Magnetic Resonance Imaging Biomarkers for assessment of early treatment response in radiotherapy

Cancer is to a large extent treated with radiotherapy, which is delivered to the patients in several fractions. The treatment can extend over several weeks. There is a great need for imaging methods, especially MRI, that can assess the treatment response during the treatment. With the right knowledge of the response in the tumour, the treatment can be adapted. The radiation dose can be increased if the response is low, or the dose can be reduced if the response is high. In the latter case a reduction of the dose can result in less side effects. MRI as an imaging technique has the advantage of providing functional read-outs (DWI, DCE, DSC etc) and thereby be more sensitive to changes in the tumour, than otherwise is possible. In many oncology centers there is a dedicated MR-scanner that can provide these measurements at different occasions during the treatment. The new modality MR-linac, which is a combination of a treatment machine and MR-scanner, further provides the possibility to make day-to-day adaptations. In this session the new concept of using MR imaging biomarkers for radiotherapy is explained, applications are described and future possibilities discussed.


Session duration: 60m
Intended audience: Physicists, Radiologists, Oncologists

Moderators: Lars E. Olsson, Petra van Houdt (Confirmed: Lars E. Olsson, Petra van Houdt)
=======
Work request:
Copy the part of the MRI biomarkers session description that opens with the words containing "Session duration: 60m" and closes with "Petra van Houdt)", substituting "Radiographers" for "Radiologists". The items have no role in this task.

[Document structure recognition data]
=======
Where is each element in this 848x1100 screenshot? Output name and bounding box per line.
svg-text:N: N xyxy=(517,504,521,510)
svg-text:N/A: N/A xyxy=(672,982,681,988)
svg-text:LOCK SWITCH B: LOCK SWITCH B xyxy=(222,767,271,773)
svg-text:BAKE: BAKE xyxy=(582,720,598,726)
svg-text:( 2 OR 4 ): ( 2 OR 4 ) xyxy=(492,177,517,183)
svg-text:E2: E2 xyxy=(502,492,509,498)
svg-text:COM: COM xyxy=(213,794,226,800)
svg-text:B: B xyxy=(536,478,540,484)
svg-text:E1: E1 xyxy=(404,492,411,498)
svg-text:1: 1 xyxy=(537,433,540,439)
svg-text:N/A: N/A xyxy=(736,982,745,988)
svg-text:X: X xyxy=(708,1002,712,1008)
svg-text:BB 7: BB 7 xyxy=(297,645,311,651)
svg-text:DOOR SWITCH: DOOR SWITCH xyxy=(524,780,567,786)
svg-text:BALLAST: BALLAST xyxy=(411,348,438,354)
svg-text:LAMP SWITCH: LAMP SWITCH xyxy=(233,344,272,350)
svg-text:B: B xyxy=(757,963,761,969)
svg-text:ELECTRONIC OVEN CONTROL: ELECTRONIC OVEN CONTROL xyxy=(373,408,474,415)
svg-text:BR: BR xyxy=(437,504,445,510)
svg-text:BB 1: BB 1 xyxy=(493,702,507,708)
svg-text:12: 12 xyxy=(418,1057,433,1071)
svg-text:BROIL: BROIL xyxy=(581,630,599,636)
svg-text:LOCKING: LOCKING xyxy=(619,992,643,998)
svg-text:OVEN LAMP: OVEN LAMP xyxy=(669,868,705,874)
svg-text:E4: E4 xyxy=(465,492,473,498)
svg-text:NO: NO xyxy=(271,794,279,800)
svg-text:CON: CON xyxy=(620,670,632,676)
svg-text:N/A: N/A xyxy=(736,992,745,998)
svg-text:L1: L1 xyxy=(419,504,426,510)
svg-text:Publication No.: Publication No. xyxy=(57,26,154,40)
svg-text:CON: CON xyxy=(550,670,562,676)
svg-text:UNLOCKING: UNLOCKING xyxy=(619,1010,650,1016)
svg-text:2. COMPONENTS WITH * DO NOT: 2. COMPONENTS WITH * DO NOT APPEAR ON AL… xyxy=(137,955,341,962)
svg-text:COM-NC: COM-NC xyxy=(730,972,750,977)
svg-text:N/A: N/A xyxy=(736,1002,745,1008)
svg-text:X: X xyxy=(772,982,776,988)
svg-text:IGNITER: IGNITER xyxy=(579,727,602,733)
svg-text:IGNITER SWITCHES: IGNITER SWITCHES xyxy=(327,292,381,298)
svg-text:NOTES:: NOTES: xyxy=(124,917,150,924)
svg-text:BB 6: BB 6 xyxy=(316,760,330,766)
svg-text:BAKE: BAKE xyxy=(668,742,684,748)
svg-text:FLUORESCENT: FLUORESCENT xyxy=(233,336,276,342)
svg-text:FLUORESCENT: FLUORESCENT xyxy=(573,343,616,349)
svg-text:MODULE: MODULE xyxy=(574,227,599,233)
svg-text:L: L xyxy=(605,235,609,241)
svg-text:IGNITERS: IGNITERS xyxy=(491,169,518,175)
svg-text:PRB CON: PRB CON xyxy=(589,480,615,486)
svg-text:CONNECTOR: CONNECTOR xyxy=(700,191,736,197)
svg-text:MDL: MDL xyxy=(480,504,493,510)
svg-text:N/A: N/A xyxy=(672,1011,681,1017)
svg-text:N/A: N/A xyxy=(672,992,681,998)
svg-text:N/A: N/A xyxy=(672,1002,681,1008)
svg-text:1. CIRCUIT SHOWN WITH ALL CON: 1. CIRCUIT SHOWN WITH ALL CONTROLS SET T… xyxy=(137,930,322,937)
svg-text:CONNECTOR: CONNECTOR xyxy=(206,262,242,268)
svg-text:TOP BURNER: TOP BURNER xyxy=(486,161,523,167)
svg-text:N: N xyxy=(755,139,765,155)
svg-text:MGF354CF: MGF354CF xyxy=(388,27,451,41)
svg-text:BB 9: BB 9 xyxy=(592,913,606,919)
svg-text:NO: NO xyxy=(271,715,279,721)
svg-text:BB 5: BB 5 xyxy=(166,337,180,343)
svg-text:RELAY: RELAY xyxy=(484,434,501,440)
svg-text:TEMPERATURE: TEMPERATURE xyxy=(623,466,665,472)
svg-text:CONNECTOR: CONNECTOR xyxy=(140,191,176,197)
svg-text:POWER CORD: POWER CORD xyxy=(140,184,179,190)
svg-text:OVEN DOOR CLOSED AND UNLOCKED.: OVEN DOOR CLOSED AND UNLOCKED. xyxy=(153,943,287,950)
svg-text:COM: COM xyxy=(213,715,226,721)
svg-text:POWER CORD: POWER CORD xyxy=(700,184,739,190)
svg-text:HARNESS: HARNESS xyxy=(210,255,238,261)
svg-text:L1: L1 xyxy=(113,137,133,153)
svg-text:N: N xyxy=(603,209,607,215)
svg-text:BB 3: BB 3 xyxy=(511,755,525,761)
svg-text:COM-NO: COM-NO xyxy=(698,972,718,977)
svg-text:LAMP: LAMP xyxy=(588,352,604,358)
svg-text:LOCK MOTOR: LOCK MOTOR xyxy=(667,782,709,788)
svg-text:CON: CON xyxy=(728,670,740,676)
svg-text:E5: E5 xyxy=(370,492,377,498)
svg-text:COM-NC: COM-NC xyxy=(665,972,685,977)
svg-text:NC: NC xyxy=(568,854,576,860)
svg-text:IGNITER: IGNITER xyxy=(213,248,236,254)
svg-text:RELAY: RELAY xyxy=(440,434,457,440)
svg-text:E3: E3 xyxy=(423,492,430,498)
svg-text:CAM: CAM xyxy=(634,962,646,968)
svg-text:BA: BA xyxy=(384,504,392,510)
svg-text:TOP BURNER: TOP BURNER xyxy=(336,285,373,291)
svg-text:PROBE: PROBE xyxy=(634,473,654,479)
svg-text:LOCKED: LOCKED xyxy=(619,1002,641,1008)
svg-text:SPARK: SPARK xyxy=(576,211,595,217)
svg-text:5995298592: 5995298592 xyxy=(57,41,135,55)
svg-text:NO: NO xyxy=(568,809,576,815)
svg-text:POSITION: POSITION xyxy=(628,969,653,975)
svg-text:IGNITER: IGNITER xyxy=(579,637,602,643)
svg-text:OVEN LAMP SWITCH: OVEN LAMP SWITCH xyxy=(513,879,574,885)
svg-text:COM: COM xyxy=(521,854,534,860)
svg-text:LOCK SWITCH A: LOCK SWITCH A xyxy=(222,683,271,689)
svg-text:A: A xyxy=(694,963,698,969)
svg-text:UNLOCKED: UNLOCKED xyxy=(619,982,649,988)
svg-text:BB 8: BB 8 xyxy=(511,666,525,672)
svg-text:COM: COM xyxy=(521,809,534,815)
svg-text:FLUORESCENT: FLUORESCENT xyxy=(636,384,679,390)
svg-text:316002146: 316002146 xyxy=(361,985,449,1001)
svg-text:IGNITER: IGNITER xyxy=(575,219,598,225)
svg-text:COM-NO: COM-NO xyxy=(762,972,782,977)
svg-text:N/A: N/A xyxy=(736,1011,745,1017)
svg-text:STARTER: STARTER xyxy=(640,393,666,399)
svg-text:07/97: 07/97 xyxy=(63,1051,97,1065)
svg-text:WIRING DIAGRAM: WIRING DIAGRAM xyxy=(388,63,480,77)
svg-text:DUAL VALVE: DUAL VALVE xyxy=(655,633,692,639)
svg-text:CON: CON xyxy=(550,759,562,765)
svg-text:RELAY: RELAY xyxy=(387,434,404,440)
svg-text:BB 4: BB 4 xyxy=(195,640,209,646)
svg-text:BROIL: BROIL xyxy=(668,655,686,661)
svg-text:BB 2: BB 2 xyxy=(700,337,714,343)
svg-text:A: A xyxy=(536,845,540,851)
=======
Result of this task:
Session duration: 60m
Intended audience: Physicists, Radiographers, Oncologists

Moderators: Lars E. Olsson, Petra van Houdt (Confirmed: Lars E. Olsson, Petra van Houdt)